## Material for this exercise
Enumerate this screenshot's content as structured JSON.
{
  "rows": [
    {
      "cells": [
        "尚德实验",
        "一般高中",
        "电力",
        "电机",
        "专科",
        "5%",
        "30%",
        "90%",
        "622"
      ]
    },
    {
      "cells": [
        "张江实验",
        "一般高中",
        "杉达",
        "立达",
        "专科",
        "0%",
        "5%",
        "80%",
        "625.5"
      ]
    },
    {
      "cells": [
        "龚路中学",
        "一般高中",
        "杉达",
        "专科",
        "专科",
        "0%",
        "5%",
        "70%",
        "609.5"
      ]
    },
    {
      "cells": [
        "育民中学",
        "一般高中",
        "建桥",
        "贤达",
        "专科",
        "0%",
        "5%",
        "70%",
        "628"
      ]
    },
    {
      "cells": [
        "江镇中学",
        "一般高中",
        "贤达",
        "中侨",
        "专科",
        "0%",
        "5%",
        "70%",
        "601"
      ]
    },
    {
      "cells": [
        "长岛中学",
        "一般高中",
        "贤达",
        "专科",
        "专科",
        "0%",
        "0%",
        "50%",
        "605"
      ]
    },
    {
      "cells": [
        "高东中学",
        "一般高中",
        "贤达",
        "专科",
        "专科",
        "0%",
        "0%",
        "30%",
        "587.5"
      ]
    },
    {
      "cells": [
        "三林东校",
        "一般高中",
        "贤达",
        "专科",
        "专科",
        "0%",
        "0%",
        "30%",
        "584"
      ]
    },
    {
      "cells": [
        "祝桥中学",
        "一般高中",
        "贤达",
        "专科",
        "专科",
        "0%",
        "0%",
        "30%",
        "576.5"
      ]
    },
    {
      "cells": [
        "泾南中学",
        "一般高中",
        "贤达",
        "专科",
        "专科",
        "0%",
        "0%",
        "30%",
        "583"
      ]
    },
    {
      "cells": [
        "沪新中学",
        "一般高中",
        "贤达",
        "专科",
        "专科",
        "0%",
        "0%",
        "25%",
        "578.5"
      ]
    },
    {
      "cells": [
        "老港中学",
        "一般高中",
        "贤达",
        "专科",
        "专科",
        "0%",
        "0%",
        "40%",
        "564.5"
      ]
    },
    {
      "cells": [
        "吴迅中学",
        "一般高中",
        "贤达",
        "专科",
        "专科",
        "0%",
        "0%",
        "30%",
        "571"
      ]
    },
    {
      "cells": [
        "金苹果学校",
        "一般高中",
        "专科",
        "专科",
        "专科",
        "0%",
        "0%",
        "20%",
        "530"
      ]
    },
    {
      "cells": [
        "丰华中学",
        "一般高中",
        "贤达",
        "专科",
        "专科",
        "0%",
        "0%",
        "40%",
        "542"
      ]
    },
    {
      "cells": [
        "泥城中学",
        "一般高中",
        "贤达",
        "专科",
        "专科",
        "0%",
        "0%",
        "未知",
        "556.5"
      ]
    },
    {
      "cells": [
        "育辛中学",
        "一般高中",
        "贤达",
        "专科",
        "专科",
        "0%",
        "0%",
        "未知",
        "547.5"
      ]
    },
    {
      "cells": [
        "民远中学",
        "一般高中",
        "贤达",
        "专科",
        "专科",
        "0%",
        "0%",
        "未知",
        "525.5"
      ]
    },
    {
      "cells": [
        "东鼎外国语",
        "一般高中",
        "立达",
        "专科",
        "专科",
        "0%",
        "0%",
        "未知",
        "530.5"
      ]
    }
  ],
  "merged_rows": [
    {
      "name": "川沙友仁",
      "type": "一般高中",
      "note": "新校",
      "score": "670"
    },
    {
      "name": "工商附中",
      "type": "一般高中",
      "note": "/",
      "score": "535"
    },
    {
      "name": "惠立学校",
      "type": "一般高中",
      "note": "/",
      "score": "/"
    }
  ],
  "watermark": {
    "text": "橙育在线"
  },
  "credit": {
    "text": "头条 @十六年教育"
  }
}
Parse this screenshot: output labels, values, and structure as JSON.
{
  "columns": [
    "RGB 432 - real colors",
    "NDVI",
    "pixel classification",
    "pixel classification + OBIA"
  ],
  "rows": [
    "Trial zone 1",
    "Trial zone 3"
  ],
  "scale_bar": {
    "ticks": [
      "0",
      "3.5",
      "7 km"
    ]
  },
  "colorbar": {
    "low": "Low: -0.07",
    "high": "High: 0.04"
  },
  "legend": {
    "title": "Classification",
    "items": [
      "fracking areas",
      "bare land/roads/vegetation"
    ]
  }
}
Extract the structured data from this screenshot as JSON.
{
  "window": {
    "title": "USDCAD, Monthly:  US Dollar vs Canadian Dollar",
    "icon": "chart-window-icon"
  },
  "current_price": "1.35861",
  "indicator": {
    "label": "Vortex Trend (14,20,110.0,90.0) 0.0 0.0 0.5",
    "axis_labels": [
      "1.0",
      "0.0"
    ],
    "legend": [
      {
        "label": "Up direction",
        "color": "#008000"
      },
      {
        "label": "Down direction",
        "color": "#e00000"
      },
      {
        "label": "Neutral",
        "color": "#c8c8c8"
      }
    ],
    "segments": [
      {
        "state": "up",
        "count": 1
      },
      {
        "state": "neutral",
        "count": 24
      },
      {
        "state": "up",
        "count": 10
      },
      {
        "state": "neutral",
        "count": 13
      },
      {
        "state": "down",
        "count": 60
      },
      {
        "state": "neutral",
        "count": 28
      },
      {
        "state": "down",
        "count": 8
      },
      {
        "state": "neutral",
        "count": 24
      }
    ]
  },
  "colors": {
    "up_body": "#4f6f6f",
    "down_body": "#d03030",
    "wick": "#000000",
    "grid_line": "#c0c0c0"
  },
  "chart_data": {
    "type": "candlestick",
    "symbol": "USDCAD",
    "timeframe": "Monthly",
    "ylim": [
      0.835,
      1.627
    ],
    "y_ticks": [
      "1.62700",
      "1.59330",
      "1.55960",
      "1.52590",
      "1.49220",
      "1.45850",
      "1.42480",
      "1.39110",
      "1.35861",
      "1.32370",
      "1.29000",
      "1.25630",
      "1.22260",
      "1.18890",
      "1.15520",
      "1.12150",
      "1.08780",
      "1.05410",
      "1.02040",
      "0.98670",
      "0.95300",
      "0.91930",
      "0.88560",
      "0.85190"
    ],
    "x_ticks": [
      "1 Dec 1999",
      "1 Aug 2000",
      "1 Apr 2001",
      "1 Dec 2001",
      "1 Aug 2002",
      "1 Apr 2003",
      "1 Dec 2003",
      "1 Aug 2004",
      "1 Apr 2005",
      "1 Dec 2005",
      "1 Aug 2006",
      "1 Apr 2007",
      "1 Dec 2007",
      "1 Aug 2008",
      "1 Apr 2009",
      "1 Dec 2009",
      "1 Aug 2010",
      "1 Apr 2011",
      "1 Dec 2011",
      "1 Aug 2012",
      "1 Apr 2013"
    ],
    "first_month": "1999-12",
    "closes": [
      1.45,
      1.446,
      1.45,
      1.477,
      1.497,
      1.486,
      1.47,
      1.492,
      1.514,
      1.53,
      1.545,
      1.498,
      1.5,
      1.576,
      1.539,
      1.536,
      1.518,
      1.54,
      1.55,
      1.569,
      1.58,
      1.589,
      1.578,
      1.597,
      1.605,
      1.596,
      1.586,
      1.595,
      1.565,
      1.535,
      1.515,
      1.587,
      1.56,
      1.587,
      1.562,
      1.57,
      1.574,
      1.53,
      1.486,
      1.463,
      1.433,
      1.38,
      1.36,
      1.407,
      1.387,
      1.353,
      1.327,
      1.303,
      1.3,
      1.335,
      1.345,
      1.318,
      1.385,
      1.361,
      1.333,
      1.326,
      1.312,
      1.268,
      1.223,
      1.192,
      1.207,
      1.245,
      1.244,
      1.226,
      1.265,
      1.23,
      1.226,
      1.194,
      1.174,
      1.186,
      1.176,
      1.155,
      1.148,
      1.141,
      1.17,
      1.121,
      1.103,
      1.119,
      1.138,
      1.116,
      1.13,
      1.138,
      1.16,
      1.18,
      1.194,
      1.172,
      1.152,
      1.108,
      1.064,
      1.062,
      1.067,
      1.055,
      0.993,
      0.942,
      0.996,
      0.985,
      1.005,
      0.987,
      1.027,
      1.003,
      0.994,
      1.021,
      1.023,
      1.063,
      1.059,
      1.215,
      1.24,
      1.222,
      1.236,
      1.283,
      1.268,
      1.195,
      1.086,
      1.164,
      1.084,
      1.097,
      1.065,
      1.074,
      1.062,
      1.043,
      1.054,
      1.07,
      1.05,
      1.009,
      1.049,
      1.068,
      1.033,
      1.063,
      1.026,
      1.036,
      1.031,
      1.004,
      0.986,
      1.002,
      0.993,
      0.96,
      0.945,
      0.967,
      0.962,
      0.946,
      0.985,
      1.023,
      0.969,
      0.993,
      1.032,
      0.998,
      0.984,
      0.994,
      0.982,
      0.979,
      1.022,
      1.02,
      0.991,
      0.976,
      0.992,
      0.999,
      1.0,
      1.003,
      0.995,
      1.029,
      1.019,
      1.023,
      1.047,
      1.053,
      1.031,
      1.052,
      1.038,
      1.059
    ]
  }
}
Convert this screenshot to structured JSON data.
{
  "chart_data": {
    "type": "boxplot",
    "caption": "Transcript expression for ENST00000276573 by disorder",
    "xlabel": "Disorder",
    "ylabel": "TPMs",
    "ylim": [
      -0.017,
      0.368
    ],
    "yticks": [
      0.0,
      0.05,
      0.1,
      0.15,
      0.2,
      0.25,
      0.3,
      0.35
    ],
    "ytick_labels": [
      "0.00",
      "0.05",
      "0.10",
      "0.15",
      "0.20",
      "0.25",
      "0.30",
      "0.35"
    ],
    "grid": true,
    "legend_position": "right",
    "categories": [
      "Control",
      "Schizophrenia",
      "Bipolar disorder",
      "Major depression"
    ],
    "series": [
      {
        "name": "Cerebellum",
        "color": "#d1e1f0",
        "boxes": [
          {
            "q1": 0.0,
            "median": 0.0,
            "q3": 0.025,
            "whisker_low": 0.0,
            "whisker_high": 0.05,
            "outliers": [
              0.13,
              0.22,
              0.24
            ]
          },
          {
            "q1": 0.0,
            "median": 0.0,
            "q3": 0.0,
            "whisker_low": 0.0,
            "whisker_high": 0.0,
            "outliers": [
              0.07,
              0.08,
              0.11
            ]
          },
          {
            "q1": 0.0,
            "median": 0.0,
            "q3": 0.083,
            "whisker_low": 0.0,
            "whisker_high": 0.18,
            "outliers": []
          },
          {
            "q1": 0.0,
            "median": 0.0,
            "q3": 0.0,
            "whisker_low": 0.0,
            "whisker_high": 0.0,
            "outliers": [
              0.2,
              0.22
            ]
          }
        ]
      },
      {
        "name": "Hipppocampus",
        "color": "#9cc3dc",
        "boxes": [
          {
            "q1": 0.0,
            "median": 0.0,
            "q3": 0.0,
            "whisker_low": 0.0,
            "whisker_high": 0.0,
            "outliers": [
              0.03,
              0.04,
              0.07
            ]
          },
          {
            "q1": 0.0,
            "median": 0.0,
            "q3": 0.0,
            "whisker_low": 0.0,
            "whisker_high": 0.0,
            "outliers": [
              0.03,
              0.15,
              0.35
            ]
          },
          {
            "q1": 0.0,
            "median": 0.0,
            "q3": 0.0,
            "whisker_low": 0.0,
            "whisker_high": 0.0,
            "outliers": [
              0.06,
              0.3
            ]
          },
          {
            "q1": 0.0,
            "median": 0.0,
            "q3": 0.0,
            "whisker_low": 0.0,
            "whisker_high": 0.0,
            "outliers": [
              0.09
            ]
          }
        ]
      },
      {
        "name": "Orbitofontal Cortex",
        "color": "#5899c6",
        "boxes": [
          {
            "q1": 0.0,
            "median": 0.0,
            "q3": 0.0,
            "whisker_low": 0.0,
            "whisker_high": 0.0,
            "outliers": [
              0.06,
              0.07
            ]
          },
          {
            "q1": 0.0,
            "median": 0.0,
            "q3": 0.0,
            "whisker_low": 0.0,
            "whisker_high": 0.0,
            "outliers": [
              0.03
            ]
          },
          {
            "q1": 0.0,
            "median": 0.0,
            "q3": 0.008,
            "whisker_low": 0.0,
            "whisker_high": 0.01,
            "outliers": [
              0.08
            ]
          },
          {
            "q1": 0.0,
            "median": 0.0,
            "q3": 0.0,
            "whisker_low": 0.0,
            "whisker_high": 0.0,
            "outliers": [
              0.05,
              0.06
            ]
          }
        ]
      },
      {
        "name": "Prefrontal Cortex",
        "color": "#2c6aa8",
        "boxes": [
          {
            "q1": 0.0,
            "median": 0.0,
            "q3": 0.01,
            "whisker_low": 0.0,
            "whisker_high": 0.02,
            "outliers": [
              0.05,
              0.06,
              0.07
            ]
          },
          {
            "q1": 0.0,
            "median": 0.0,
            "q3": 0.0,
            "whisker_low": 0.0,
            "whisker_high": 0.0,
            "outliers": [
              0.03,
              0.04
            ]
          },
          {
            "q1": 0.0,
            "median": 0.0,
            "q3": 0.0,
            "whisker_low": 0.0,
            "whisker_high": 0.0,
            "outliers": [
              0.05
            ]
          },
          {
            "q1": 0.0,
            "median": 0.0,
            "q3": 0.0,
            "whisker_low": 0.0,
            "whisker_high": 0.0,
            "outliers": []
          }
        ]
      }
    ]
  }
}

## Stated goal
Count each line of the data where the word "direction" appears, then reply with the total only.

## Exercise answer
2